_The problem:_ Your answer should consist of each line below that includes the word "intensity".
______
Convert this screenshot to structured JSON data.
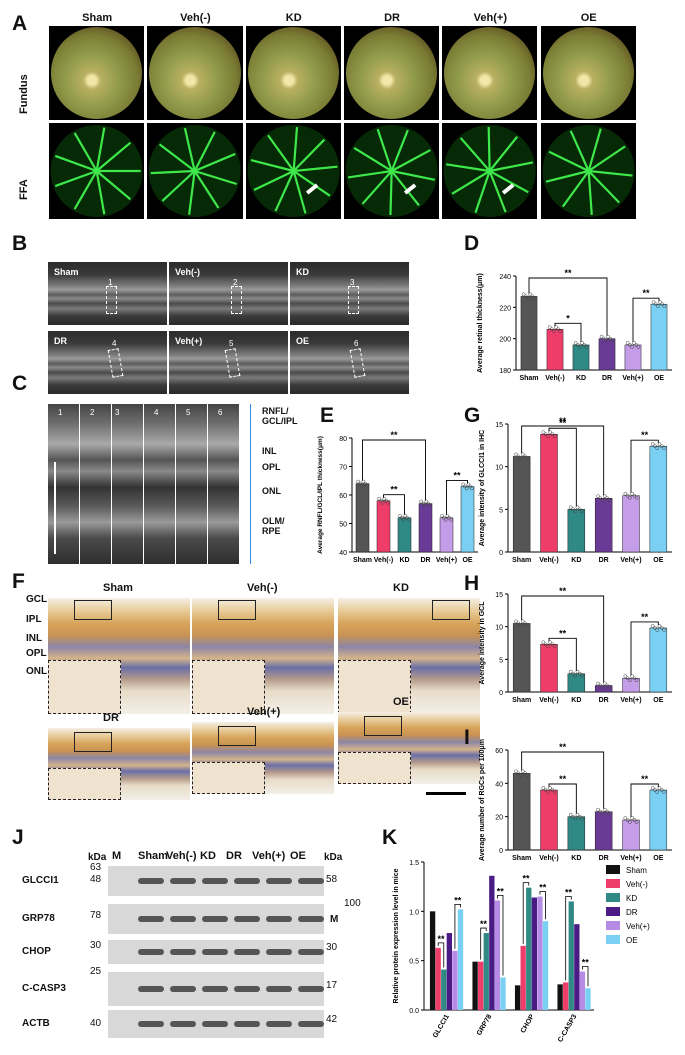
{
  "panels": {
    "A": {
      "letter": "A",
      "groups": [
        "Sham",
        "Veh(-)",
        "KD",
        "DR",
        "Veh(+)",
        "OE"
      ],
      "row_labels": [
        "Fundus",
        "FFA"
      ]
    },
    "B": {
      "letter": "B",
      "labels": [
        "Sham",
        "Veh(-)",
        "KD",
        "DR",
        "Veh(+)",
        "OE"
      ],
      "numbers": [
        "1",
        "2",
        "3",
        "4",
        "5",
        "6"
      ]
    },
    "C": {
      "letter": "C",
      "columns": [
        "1",
        "2",
        "3",
        "4",
        "5",
        "6"
      ],
      "layers": [
        "RNFL/\nGCL/IPL",
        "INL",
        "OPL",
        "ONL",
        "OLM/\nRPE"
      ]
    },
    "F": {
      "letter": "F",
      "labels": [
        "Sham",
        "Veh(-)",
        "KD",
        "DR",
        "Veh(+)",
        "OE"
      ],
      "layers": [
        "GCL",
        "IPL",
        "INL",
        "OPL",
        "ONL"
      ]
    },
    "J": {
      "letter": "J",
      "header": {
        "kda_left": "kDa",
        "m": "M",
        "lanes": [
          "Sham",
          "Veh(-)",
          "KD",
          "DR",
          "Veh(+)",
          "OE"
        ],
        "kda_right": "kDa"
      },
      "bands": [
        "GLCCI1",
        "GRP78",
        "CHOP",
        "C-CASP3",
        "ACTB"
      ],
      "left_markers": [
        "63",
        "48",
        "78",
        "30",
        "25",
        "40"
      ],
      "right_markers": [
        "58",
        "100",
        "30",
        "17",
        "42"
      ],
      "m_insert": "M"
    },
    "D": {
      "letter": "D"
    },
    "E": {
      "letter": "E"
    },
    "G": {
      "letter": "G"
    },
    "H": {
      "letter": "H"
    },
    "I": {
      "letter": "I"
    },
    "K": {
      "letter": "K"
    }
  },
  "chart_data": [
    {
      "id": "D",
      "type": "bar",
      "categories": [
        "Sham",
        "Veh(-)",
        "KD",
        "DR",
        "Veh(+)",
        "OE"
      ],
      "values": [
        227,
        206,
        196,
        200,
        196,
        222
      ],
      "ylabel": "Average retinal thickness(μm)",
      "ylim": [
        180,
        240
      ],
      "yticks": [
        180,
        200,
        220,
        240
      ],
      "colors": [
        "#555555",
        "#ef3d6a",
        "#2f8a86",
        "#6a3b96",
        "#c49ce8",
        "#7ad0f2"
      ],
      "sig": [
        {
          "from": 0,
          "to": 3,
          "label": "**"
        },
        {
          "from": 1,
          "to": 2,
          "label": "*"
        },
        {
          "from": 4,
          "to": 5,
          "label": "**"
        }
      ]
    },
    {
      "id": "E",
      "type": "bar",
      "categories": [
        "Sham",
        "Veh(-)",
        "KD",
        "DR",
        "Veh(+)",
        "OE"
      ],
      "values": [
        64,
        58,
        52,
        57,
        52,
        63
      ],
      "ylabel": "Average RNFL/GCL/IPL thickness(μm)",
      "ylim": [
        40,
        80
      ],
      "yticks": [
        40,
        50,
        60,
        70,
        80
      ],
      "colors": [
        "#555555",
        "#ef3d6a",
        "#2f8a86",
        "#6a3b96",
        "#c49ce8",
        "#7ad0f2"
      ],
      "sig": [
        {
          "from": 0,
          "to": 3,
          "label": "**"
        },
        {
          "from": 1,
          "to": 2,
          "label": "**"
        },
        {
          "from": 4,
          "to": 5,
          "label": "**"
        }
      ]
    },
    {
      "id": "G",
      "type": "bar",
      "categories": [
        "Sham",
        "Veh(-)",
        "KD",
        "DR",
        "Veh(+)",
        "OE"
      ],
      "values": [
        11.2,
        13.8,
        5,
        6.3,
        6.6,
        12.4
      ],
      "ylabel": "Average  intensity of GLCCI1 in IHC",
      "ylim": [
        0,
        15
      ],
      "yticks": [
        0,
        5,
        10,
        15
      ],
      "colors": [
        "#555555",
        "#ef3d6a",
        "#2f8a86",
        "#6a3b96",
        "#c49ce8",
        "#7ad0f2"
      ],
      "sig": [
        {
          "from": 0,
          "to": 3,
          "label": "**"
        },
        {
          "from": 1,
          "to": 2,
          "label": "**"
        },
        {
          "from": 4,
          "to": 5,
          "label": "**"
        }
      ]
    },
    {
      "id": "H",
      "type": "bar",
      "categories": [
        "Sham",
        "Veh(-)",
        "KD",
        "DR",
        "Veh(+)",
        "OE"
      ],
      "values": [
        10.5,
        7.3,
        2.8,
        1,
        2.1,
        9.8
      ],
      "ylabel": "Average  intensity in GCL",
      "ylim": [
        0,
        15
      ],
      "yticks": [
        0,
        5,
        10,
        15
      ],
      "colors": [
        "#555555",
        "#ef3d6a",
        "#2f8a86",
        "#6a3b96",
        "#c49ce8",
        "#7ad0f2"
      ],
      "sig": [
        {
          "from": 0,
          "to": 3,
          "label": "**"
        },
        {
          "from": 1,
          "to": 2,
          "label": "**"
        },
        {
          "from": 4,
          "to": 5,
          "label": "**"
        }
      ]
    },
    {
      "id": "I",
      "type": "bar",
      "categories": [
        "Sham",
        "Veh(-)",
        "KD",
        "DR",
        "Veh(+)",
        "OE"
      ],
      "values": [
        46,
        36,
        20,
        23,
        18,
        36
      ],
      "ylabel": "Average number of RGCs per 100μm",
      "ylim": [
        0,
        60
      ],
      "yticks": [
        0,
        20,
        40,
        60
      ],
      "colors": [
        "#555555",
        "#ef3d6a",
        "#2f8a86",
        "#6a3b96",
        "#c49ce8",
        "#7ad0f2"
      ],
      "sig": [
        {
          "from": 0,
          "to": 3,
          "label": "**"
        },
        {
          "from": 1,
          "to": 2,
          "label": "**"
        },
        {
          "from": 4,
          "to": 5,
          "label": "**"
        }
      ]
    },
    {
      "id": "K",
      "type": "bar",
      "categories": [
        "GLCCI1",
        "GRP78",
        "CHOP",
        "C-CASP3"
      ],
      "series": [
        {
          "name": "Sham",
          "values": [
            1.0,
            0.49,
            0.25,
            0.26
          ]
        },
        {
          "name": "Veh(-)",
          "values": [
            0.63,
            0.49,
            0.65,
            0.28
          ]
        },
        {
          "name": "KD",
          "values": [
            0.41,
            0.78,
            1.24,
            1.1
          ]
        },
        {
          "name": "DR",
          "values": [
            0.78,
            1.36,
            1.14,
            0.87
          ]
        },
        {
          "name": "Veh(+)",
          "values": [
            0.6,
            1.11,
            1.15,
            0.39
          ]
        },
        {
          "name": "OE",
          "values": [
            1.02,
            0.33,
            0.9,
            0.22
          ]
        }
      ],
      "colors": [
        "#111111",
        "#ef3d6a",
        "#2f8a86",
        "#4a1b84",
        "#b68be6",
        "#7ad0f2"
      ],
      "ylabel": "Relative protein expression level in mice",
      "ylim": [
        0,
        1.5
      ],
      "yticks": [
        "0.0",
        "0.5",
        "1.0",
        "1.5"
      ],
      "legend": "top-right",
      "sig": [
        {
          "cat": 0,
          "from": 1,
          "to": 2,
          "label": "**"
        },
        {
          "cat": 0,
          "from": 4,
          "to": 5,
          "label": "**"
        },
        {
          "cat": 1,
          "from": 1,
          "to": 2,
          "label": "**"
        },
        {
          "cat": 1,
          "from": 4,
          "to": 5,
          "label": "**"
        },
        {
          "cat": 2,
          "from": 1,
          "to": 2,
          "label": "**"
        },
        {
          "cat": 2,
          "from": 4,
          "to": 5,
          "label": "**"
        },
        {
          "cat": 3,
          "from": 1,
          "to": 2,
          "label": "**"
        },
        {
          "cat": 3,
          "from": 4,
          "to": 5,
          "label": "**"
        }
      ]
    }
  ]
}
______
_Solved problem:_
      "ylabel": "Average  intensity of GLCCI1 in IHC",
      "ylabel": "Average  intensity in GCL",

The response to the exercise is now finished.